§ Instruction
Every entry below must appear again, exactly as written.

--*--

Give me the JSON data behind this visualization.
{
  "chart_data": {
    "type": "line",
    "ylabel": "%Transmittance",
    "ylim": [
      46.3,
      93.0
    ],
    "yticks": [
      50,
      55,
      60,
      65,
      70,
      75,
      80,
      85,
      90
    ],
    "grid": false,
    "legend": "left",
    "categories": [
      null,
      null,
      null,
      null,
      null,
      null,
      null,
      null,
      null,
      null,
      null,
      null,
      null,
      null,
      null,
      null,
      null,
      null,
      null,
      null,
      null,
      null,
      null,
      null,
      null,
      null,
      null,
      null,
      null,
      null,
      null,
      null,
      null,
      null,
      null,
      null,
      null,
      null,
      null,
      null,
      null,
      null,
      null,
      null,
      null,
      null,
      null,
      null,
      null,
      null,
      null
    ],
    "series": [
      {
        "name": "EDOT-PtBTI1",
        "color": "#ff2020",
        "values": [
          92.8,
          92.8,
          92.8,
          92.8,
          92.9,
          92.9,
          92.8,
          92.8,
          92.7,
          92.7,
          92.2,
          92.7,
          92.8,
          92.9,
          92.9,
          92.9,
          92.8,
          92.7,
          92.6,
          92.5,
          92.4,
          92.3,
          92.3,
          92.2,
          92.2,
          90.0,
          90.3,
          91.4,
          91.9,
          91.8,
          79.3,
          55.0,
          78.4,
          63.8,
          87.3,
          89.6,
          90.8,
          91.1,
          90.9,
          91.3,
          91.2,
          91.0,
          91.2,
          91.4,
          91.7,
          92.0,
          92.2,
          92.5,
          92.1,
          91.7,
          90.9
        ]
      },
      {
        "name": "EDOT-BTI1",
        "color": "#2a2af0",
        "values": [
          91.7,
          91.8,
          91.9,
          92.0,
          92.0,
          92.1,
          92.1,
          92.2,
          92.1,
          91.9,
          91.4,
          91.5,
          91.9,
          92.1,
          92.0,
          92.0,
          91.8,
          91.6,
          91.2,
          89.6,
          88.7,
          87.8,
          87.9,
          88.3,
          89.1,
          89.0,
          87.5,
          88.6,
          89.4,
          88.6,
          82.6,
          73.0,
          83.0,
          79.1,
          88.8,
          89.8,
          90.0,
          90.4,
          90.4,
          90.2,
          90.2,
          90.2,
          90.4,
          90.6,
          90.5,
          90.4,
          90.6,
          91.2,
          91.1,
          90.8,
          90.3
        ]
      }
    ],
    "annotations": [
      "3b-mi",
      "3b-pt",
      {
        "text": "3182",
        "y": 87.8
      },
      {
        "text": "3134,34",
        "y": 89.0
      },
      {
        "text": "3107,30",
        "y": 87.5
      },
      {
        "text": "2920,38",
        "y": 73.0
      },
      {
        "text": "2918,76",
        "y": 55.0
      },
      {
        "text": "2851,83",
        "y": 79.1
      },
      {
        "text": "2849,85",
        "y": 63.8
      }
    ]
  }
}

--*--

§ The reply
Give me the JSON data behind this visualization.
{
  "chart_data": {
    "type": "line",
    "ylabel": "%Transmittance",
    "ylim": [
      46.3,
      93.0
    ],
    "yticks": [
      50,
      55,
      60,
      65,
      70,
      75,
      80,
      85,
      90
    ],
    "grid": false,
    "legend": "left",
    "categories": [
      null,
      null,
      null,
      null,
      null,
      null,
      null,
      null,
      null,
      null,
      null,
      null,
      null,
      null,
      null,
      null,
      null,
      null,
      null,
      null,
      null,
      null,
      null,
      null,
      null,
      null,
      null,
      null,
      null,
      null,
      null,
      null,
      null,
      null,
      null,
      null,
      null,
      null,
      null,
      null,
      null,
      null,
      null,
      null,
      null,
      null,
      null,
      null,
      null,
      null,
      null
    ],
    "series": [
      {
        "name": "EDOT-PtBTI1",
        "color": "#ff2020",
        "values": [
          92.8,
          92.8,
          92.8,
          92.8,
          92.9,
          92.9,
          92.8,
          92.8,
          92.7,
          92.7,
          92.2,
          92.7,
          92.8,
          92.9,
          92.9,
          92.9,
          92.8,
          92.7,
          92.6,
          92.5,
          92.4,
          92.3,
          92.3,
          92.2,
          92.2,
          90.0,
          90.3,
          91.4,
          91.9,
          91.8,
          79.3,
          55.0,
          78.4,
          63.8,
          87.3,
          89.6,
          90.8,
          91.1,
          90.9,
          91.3,
          91.2,
          91.0,
          91.2,
          91.4,
          91.7,
          92.0,
          92.2,
          92.5,
          92.1,
          91.7,
          90.9
        ]
      },
      {
        "name": "EDOT-BTI1",
        "color": "#2a2af0",
        "values": [
          91.7,
          91.8,
          91.9,
          92.0,
          92.0,
          92.1,
          92.1,
          92.2,
          92.1,
          91.9,
          91.4,
          91.5,
          91.9,
          92.1,
          92.0,
          92.0,
          91.8,
          91.6,
          91.2,
          89.6,
          88.7,
          87.8,
          87.9,
          88.3,
          89.1,
          89.0,
          87.5,
          88.6,
          89.4,
          88.6,
          82.6,
          73.0,
          83.0,
          79.1,
          88.8,
          89.8,
          90.0,
          90.4,
          90.4,
          90.2,
          90.2,
          90.2,
          90.4,
          90.6,
          90.5,
          90.4,
          90.6,
          91.2,
          91.1,
          90.8,
          90.3
        ]
      }
    ],
    "annotations": [
      "3b-mi",
      "3b-pt",
      {
        "text": "3182",
        "y": 87.8
      },
      {
        "text": "3134,34",
        "y": 89.0
      },
      {
        "text": "3107,30",
        "y": 87.5
      },
      {
        "text": "2920,38",
        "y": 73.0
      },
      {
        "text": "2918,76",
        "y": 55.0
      },
      {
        "text": "2851,83",
        "y": 79.1
      },
      {
        "text": "2849,85",
        "y": 63.8
      }
    ]
  }
}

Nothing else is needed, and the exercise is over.